#### Requirements
In the listing below, pick out lines with "drifter".
↓
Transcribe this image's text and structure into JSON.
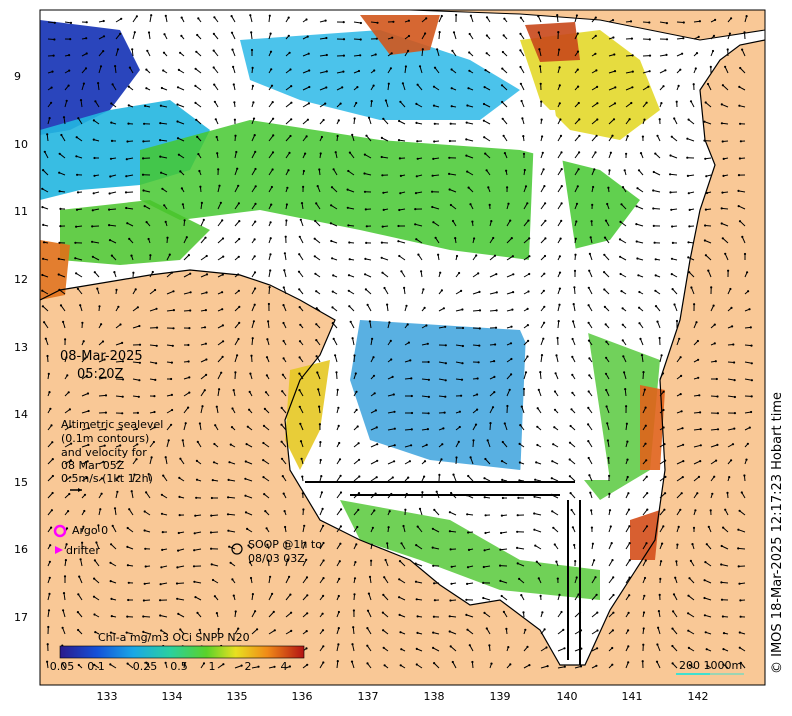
{
  "map": {
    "date": "08-Mar-2025",
    "time": "05:20Z",
    "legend_lines": [
      "Altimetric sealevel",
      "(0.1m contours)",
      "and velocity for",
      "08 Mar 05Z",
      "0.5m/s (1kt 12h)"
    ],
    "argo_label": "Argo 0",
    "drifter_label": "drifter",
    "soop_lines": [
      "SOOP @1h to",
      "08/03 03Z"
    ],
    "colorbar_title": "Chl-a mg/m3 OCi SNPP N20",
    "colorbar_ticks": [
      "0.05",
      "0.1",
      "0.25",
      "0.5",
      "1",
      "2",
      "4"
    ],
    "scale_label": "200  1000m",
    "credit": "© IMOS 18-Mar-2025 12:17:23 Hobart time",
    "lon_ticks": [
      "133",
      "134",
      "135",
      "136",
      "137",
      "138",
      "139",
      "140",
      "141",
      "142"
    ],
    "lat_ticks": [
      "9",
      "10",
      "11",
      "12",
      "13",
      "14",
      "15",
      "16",
      "17"
    ],
    "colors": {
      "land": "#f9c896",
      "ocean_blank": "#ffffff",
      "argo": "#ff00ff",
      "drifter": "#ff00ff",
      "scale_line": "#40e0d0"
    }
  }
}
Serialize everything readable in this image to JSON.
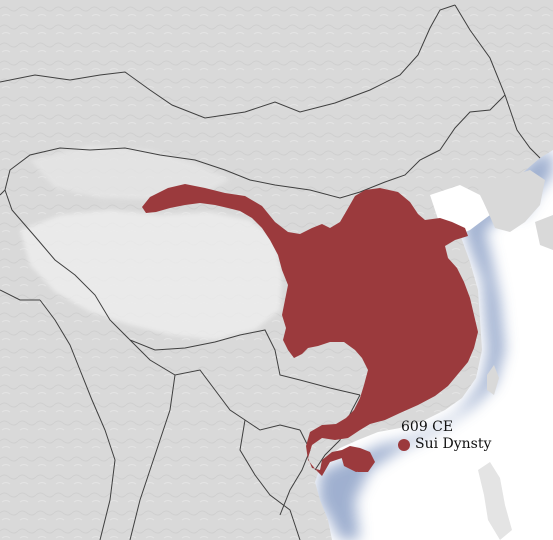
{
  "map": {
    "colors": {
      "territory": "#9b3a3d",
      "land": "#d9d9d9",
      "sea": "#ffffff",
      "coast_shadow": "#8fa3c8",
      "border": "#3f3f3f"
    }
  },
  "legend": {
    "year": "609 CE",
    "entry_label": "Sui Dynsty"
  }
}
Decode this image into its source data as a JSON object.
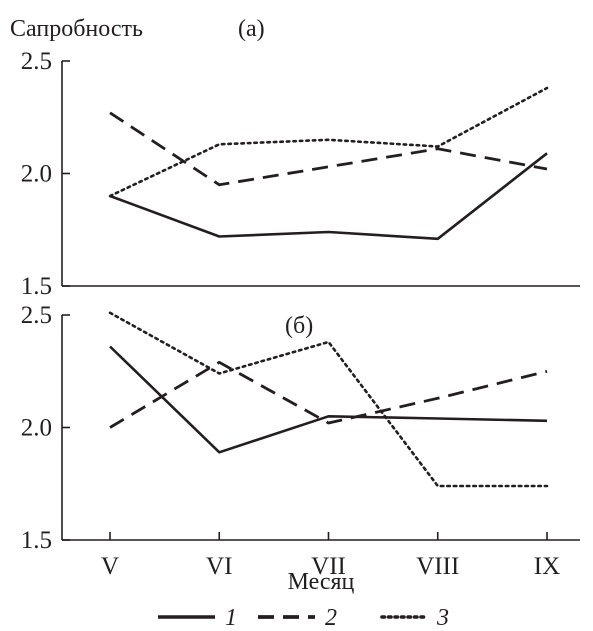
{
  "chart_data": {
    "type": "line",
    "y_label": "Сапробность",
    "x_label": "Месяц",
    "categories": [
      "V",
      "VI",
      "VII",
      "VIII",
      "IX"
    ],
    "legend": {
      "placement": "bottom",
      "entries": [
        "1",
        "2",
        "3"
      ]
    },
    "panels": [
      {
        "label": "(а)",
        "ylim": [
          1.5,
          2.5
        ],
        "yticks": [
          "1.5",
          "2.0",
          "2.5"
        ],
        "series": [
          {
            "name": "1",
            "style": "solid",
            "values": [
              1.9,
              1.72,
              1.74,
              1.71,
              2.09
            ]
          },
          {
            "name": "2",
            "style": "dashed",
            "values": [
              2.27,
              1.95,
              2.03,
              2.11,
              2.02
            ]
          },
          {
            "name": "3",
            "style": "dotted",
            "values": [
              1.9,
              2.13,
              2.15,
              2.12,
              2.38
            ]
          }
        ]
      },
      {
        "label": "(б)",
        "ylim": [
          1.5,
          2.5
        ],
        "yticks": [
          "1.5",
          "2.0",
          "2.5"
        ],
        "series": [
          {
            "name": "1",
            "style": "solid",
            "values": [
              2.36,
              1.89,
              2.05,
              2.04,
              2.03
            ]
          },
          {
            "name": "2",
            "style": "dashed",
            "values": [
              2.0,
              2.29,
              2.02,
              2.13,
              2.25
            ]
          },
          {
            "name": "3",
            "style": "dotted",
            "values": [
              2.51,
              2.24,
              2.38,
              1.74,
              1.74
            ]
          }
        ]
      }
    ]
  }
}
↑
#### Written response
    "drifter_label": "drifter",
      "drifter": "#ff00ff",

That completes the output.